Text passage.
* start *
When firms freeze DB plans, they usually offer DC plans as replacement or enhance existing DC plans. To account for the possible joint effects of a decrease in DB plan contributions and an increase in DC plan contributions on firm performance, we re-estimate our liquidity, financial leverage, and investment regressions that are augmented with DC plan contributions. It is noteworthy that DC, due to its flexibility feature, is more likely to be an endogenous regressor. As such, we use each of the following alternative measures as a proxy for DC in our regressions: 1) the lagged DC, 2) the lagged change in DC, and 3) the contemporaneous two-digit SIC industry median DC. Our estimation results indicate that DC does not have a significant impact on liquidity, financial leverage, or investment. Our earlier findings are qualitatively unchanged (results are not reported to save space, but are available upon request).
Rauh (2009) suggests that the funding status of pension plans reflects the financial health of the plan sponsors. Therefore, we use the DB plan funding status to control for a firm's financial condition in the probit model (i.e., Equation (7)). However, to address a possible concern that the funding status cannot fully capture the financial condition or distress of a DB sponsoring firm, we augment our probit model with the Altman Z-score and re-estimate it. We then use this augmented probit specification in the self-selection correction models of liquidity, financial leverage, and investment and find that although the sample size for estimation decreases due to missing data of some variables used in the Altman Z-score calculation, our results are basically unchanged (results are available upon request). (10)
Because we gauge the impact of the DB plan freeze on firm performance over a subsequent period of about three years, there is a concern that DB freeze firms may embark on other corporate restructuring activities or expansion programs in our postfreeze period. To address concerns about potentially confounding firm-specific events, we conduct univariate analyses of the change in employee growth rates (to account for possible labor layoffs), mergers and acquisition (M&A), and research and development expenditures (R&D) and report the results in Table VIII. In Columns (1)-(4) of Panel A, we compare a DB freeze firm's employee growth rates (measured as (number of employees in the current year number of employees in the prior year)/number of employees in the prior year) in the freeze year and in each of the three years following the freeze with the growth rate in the year preceding the freeze. In Column (5), we compare the average of the annual employee growth rates in three years postfreeze with the average over three years prefreeze. The t-tests (of the means) and Wilcoxon signed-rank tests (of the medians) indicate that the employee growth rates either increase (Columns (2)-(4)) relative to the base year or do not change significantly (Columns (1) and (5)).
* end *
Goal.
Please continue the passage above on defined benefit pension plan freezes, starting right after its last sentence.

Listed records.
* start *
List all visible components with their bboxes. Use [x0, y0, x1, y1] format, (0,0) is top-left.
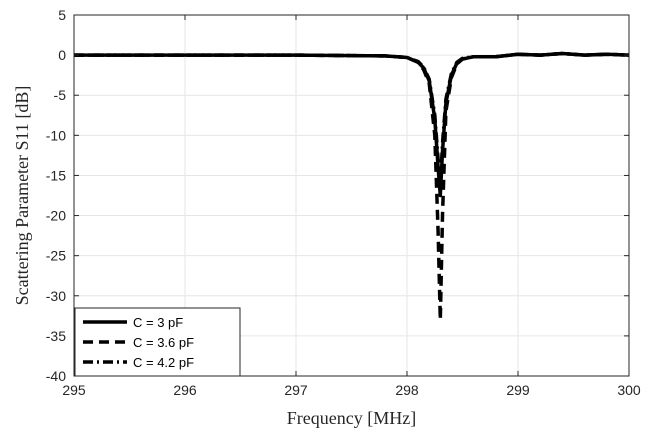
y-tick-label: -35 [46, 328, 66, 344]
y-tick-label: -15 [46, 167, 66, 183]
y-tick-label: 0 [58, 47, 66, 63]
y-tick-label: -5 [54, 87, 67, 103]
y-axis-title: Scattering Parameter S11 [dB] [12, 86, 32, 306]
y-tick-label: -40 [46, 368, 66, 384]
x-tick-label: 295 [62, 382, 86, 398]
axis-ticks: 295 296 297 298 299 300 5 0 -5 -10 -15 -20 -25 -30 -35… [46, 7, 641, 398]
y-tick-label: -20 [46, 208, 66, 224]
x-axis-title: Frequency [MHz] [287, 408, 416, 428]
x-tick-label: 298 [395, 382, 419, 398]
y-tick-label: -10 [46, 127, 66, 143]
series-line-2 [74, 51, 630, 322]
y-tick-label: -30 [46, 288, 66, 304]
x-tick-label: 299 [506, 382, 530, 398]
x-tick-label: 297 [284, 382, 308, 398]
x-tick-label: 296 [173, 382, 197, 398]
plot-lines [74, 51, 630, 322]
x-tick-label: 300 [617, 382, 641, 398]
y-tick-label: -25 [46, 248, 66, 264]
legend-label-1: C = 3 pF [133, 315, 183, 330]
y-tick-label: 5 [58, 7, 66, 23]
legend-label-3: C = 4.2 pF [133, 355, 194, 370]
legend-label-2: C = 3.6 pF [133, 335, 194, 350]
legend: C = 3 pF C = 3.6 pF C = 4.2 pF [74, 307, 241, 377]
plot-frame [73, 14, 630, 377]
series-line-3 [74, 51, 630, 190]
series-line-1 [74, 51, 630, 198]
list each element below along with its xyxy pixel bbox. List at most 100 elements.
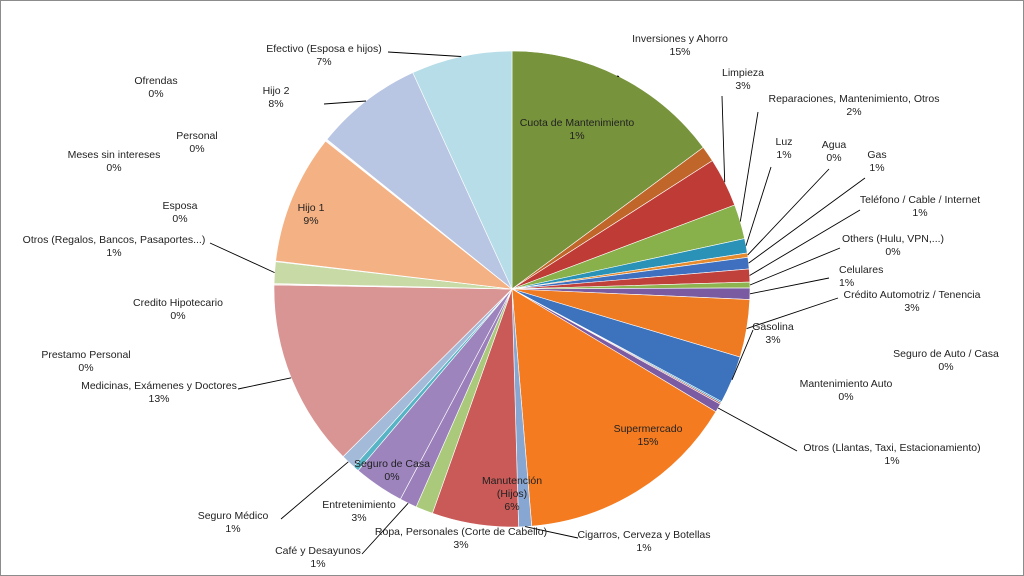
leader-line xyxy=(387,51,462,57)
leader-line xyxy=(731,329,754,380)
slice-label: Limpieza 3% xyxy=(722,67,764,92)
slice-name: Seguro de Casa xyxy=(354,458,430,470)
slice-name: Ropa, Personales (Corte de Cabello) xyxy=(375,526,547,538)
leader-line xyxy=(746,297,839,330)
slice-percent: 1% xyxy=(106,247,121,259)
slice-percent: 3% xyxy=(351,512,366,524)
slice-percent: 0% xyxy=(885,246,900,258)
leader-line xyxy=(616,75,620,77)
leader-line xyxy=(749,277,830,295)
leader-line xyxy=(323,100,367,105)
slice-name: Mantenimiento Auto xyxy=(800,378,893,390)
slice-percent: 9% xyxy=(303,215,318,227)
slice-name: Prestamo Personal xyxy=(41,349,130,361)
slice-label: Celulares 1% xyxy=(839,264,883,289)
leader-line xyxy=(361,502,409,555)
slice-percent: 1% xyxy=(912,207,927,219)
leader-line xyxy=(748,177,866,264)
slice-name: Café y Desayunos xyxy=(275,545,361,557)
slice-name: Gas xyxy=(867,149,886,161)
leader-line xyxy=(209,242,275,274)
slice-23-medicinas-examenes-y-doctores xyxy=(273,284,513,458)
slice-label: Cuota de Mantenimiento 1% xyxy=(520,117,635,142)
slice-label: Others (Hulu, VPN,...) 0% xyxy=(842,233,944,258)
leader-line xyxy=(525,526,579,539)
slice-label: Reparaciones, Mantenimiento, Otros 2% xyxy=(769,93,940,118)
slice-percent: 1% xyxy=(225,523,240,535)
slice-name: Efectivo (Esposa e hijos) xyxy=(266,43,382,55)
slice-name: Inversiones y Ahorro xyxy=(632,33,728,45)
slice-percent: 8% xyxy=(268,98,283,110)
slice-label: Ropa, Personales (Corte de Cabello) 3% xyxy=(375,526,547,551)
slice-label: Seguro Médico 1% xyxy=(198,510,269,535)
slice-32-hijo-2 xyxy=(326,72,513,290)
slice-label: Esposa 0% xyxy=(162,200,197,225)
slice-percent: 1% xyxy=(310,558,325,570)
slice-label: Gas 1% xyxy=(867,149,886,174)
slice-name: Otros (Llantas, Taxi, Estacionamiento) xyxy=(803,442,980,454)
slice-percent: 0% xyxy=(826,152,841,164)
slice-percent: 1% xyxy=(884,455,899,467)
slice-name: Cigarros, Cerveza y Botellas xyxy=(577,529,710,541)
slice-percent: 1% xyxy=(569,130,584,142)
slice-percent: 7% xyxy=(316,56,331,68)
slice-name: Hijo 2 xyxy=(263,85,290,97)
slice-label: Gasolina 3% xyxy=(752,321,794,346)
slice-label: Credito Hipotecario 0% xyxy=(133,297,223,322)
slice-label: Mantenimiento Auto 0% xyxy=(800,378,893,403)
leader-line xyxy=(237,377,292,390)
slice-name: Meses sin intereses xyxy=(68,149,161,161)
slice-name: Personal xyxy=(176,130,217,142)
slice-name: Agua xyxy=(822,139,847,151)
slice-percent: 0% xyxy=(148,88,163,100)
slice-label: Supermercado 15% xyxy=(614,423,683,448)
slice-percent: 1% xyxy=(776,149,791,161)
slice-label: Cigarros, Cerveza y Botellas 1% xyxy=(577,529,710,554)
leader-lines xyxy=(209,51,866,555)
slice-percent: 3% xyxy=(765,334,780,346)
slice-name: (Hijos) xyxy=(497,488,527,500)
slice-percent: 0% xyxy=(78,362,93,374)
slice-percent: 1% xyxy=(636,542,651,554)
slice-percent: 0% xyxy=(838,391,853,403)
leader-line xyxy=(739,111,759,222)
slice-percent: 0% xyxy=(938,361,953,373)
slice-label: Efectivo (Esposa e hijos) 7% xyxy=(266,43,382,68)
slice-name: Limpieza xyxy=(722,67,764,79)
slice-percent: 1% xyxy=(839,277,854,289)
slice-label: Luz 1% xyxy=(776,136,793,161)
leader-line xyxy=(749,209,861,276)
slice-percent: 1% xyxy=(869,162,884,174)
slice-label: Agua 0% xyxy=(822,139,847,164)
slice-name: Hijo 1 xyxy=(298,202,325,214)
slice-name: Seguro de Auto / Casa xyxy=(893,348,999,360)
leader-line xyxy=(721,95,726,183)
slice-label: Otros (Llantas, Taxi, Estacionamiento) 1% xyxy=(803,442,980,467)
slice-name: Medicinas, Exámenes y Doctores xyxy=(81,380,237,392)
slice-percent: 0% xyxy=(172,213,187,225)
slice-label: Seguro de Casa 0% xyxy=(354,458,430,483)
slice-percent: 15% xyxy=(637,436,658,448)
leader-line xyxy=(745,166,772,246)
slice-name: Manutención xyxy=(482,475,542,487)
slice-percent: 0% xyxy=(106,162,121,174)
slice-percent: 15% xyxy=(669,46,690,58)
slice-name: Esposa xyxy=(162,200,197,212)
slice-label: Meses sin intereses 0% xyxy=(68,149,161,174)
leader-line xyxy=(747,168,830,256)
slice-15-supermercado xyxy=(511,288,717,527)
slice-name: Reparaciones, Mantenimiento, Otros xyxy=(769,93,940,105)
slice-name: Crédito Automotriz / Tenencia xyxy=(844,289,981,301)
slice-33-efectivo-esposa-e-hijos xyxy=(412,50,513,290)
slice-name: Teléfono / Cable / Internet xyxy=(860,194,980,206)
slice-name: Supermercado xyxy=(614,423,683,435)
slice-percent: 0% xyxy=(170,310,185,322)
slice-percent: 13% xyxy=(148,393,169,405)
slice-percent: 3% xyxy=(735,80,750,92)
slice-percent: 2% xyxy=(846,106,861,118)
slice-label: Teléfono / Cable / Internet 1% xyxy=(860,194,980,219)
slice-label: Prestamo Personal 0% xyxy=(41,349,130,374)
slice-percent: 6% xyxy=(504,501,519,513)
pie-slices xyxy=(273,50,751,528)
* end *
Answer for this exercise.
We collect M&A data from Thomson One Banker for the analysis reported in Panel B of Table VIII. Because M&As are big and lumpy investments, we analyze the changes in the average of the scaled M&A transaction values for the DB freeze firms within three years before the freeze and three years after the freeze. Firms can make payment for M&A deals in cash, stocks, or both. To ensure the robustness of our results, we scale M&A transaction values by the lagged book value of assets and lagged market value of assets (the sum of book value of debt and lagged market value of equity). Our analysis sample includes all DB freeze firms regardless as to whether they did or did not engage in M&As over the prefreeze and/or postfreeze periods. We fail to find significant changes in the M&A deal values from the prefreeze to the postfreeze period. It is possible that firms that had not engaged in any M&A in the prefreeze period belong to a subgroup of those that never conduct M&As and including them in the sample would bias the results toward zero. To address this concern, in an additional analysis, we focus on a subsample of firms that conduct M&As in both the prefreeze and postfreeze periods, but do not find any significant changes in M&A deal values following the freeze (results not reported for brevity).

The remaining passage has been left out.